Identify and reproduce every line holding the string "бумаги".

**Records to process**
-----

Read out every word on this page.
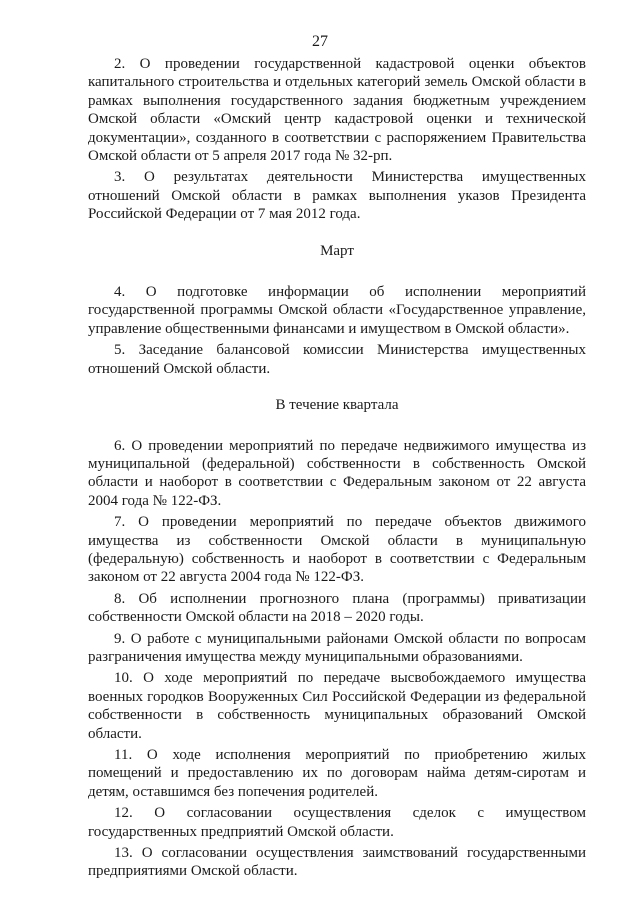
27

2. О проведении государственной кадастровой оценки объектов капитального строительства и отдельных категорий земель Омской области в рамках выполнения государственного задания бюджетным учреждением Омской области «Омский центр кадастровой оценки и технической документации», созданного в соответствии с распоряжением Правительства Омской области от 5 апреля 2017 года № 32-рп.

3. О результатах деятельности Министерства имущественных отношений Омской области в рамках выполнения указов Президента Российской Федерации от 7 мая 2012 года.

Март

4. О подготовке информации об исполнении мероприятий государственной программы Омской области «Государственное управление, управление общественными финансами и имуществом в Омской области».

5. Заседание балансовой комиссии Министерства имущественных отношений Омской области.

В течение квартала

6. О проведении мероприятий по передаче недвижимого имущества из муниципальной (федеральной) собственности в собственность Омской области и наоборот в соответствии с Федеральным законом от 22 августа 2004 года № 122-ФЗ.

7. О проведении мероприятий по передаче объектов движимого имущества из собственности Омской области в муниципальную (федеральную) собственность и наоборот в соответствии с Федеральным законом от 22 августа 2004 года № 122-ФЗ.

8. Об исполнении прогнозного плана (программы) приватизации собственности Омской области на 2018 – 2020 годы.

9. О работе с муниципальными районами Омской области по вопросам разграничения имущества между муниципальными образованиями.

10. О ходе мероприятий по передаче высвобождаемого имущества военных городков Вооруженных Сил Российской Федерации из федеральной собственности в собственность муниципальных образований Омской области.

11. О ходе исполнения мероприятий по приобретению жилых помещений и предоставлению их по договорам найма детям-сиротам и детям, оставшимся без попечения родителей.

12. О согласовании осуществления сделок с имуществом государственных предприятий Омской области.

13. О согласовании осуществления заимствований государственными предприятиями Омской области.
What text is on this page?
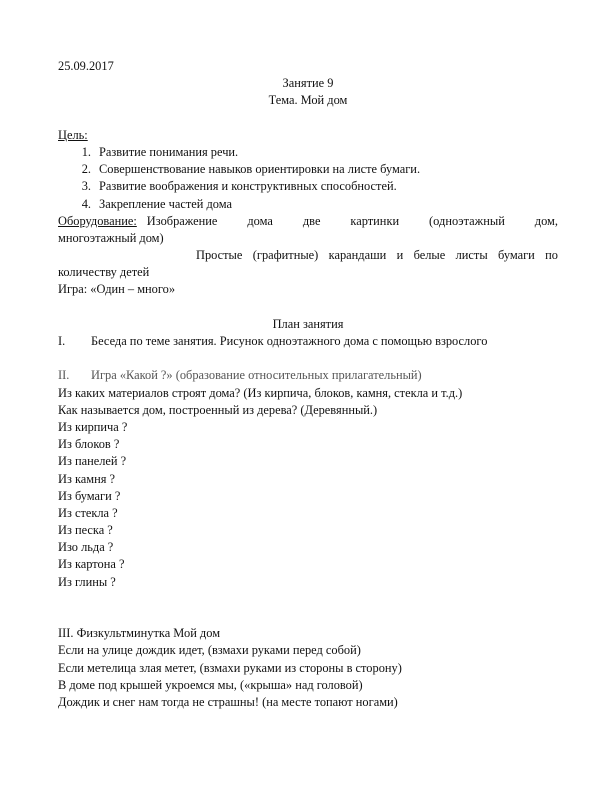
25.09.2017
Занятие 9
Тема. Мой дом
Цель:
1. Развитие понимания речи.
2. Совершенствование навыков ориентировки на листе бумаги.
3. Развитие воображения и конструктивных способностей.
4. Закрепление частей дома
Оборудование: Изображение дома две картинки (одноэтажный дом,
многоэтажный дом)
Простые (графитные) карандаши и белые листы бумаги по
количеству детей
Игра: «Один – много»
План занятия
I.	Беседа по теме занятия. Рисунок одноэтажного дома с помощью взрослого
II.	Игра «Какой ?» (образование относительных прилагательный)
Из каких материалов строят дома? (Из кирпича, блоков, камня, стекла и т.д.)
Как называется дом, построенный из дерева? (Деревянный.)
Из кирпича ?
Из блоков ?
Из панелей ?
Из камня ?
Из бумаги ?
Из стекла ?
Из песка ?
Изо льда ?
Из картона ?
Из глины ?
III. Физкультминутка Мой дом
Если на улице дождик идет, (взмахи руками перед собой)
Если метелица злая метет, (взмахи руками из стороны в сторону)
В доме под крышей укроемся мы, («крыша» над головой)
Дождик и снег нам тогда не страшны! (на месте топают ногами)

-----

**Final answer**
2. Совершенствование навыков ориентировки на листе бумаги.
Простые (графитные) карандаши и белые листы бумаги по
Из бумаги ?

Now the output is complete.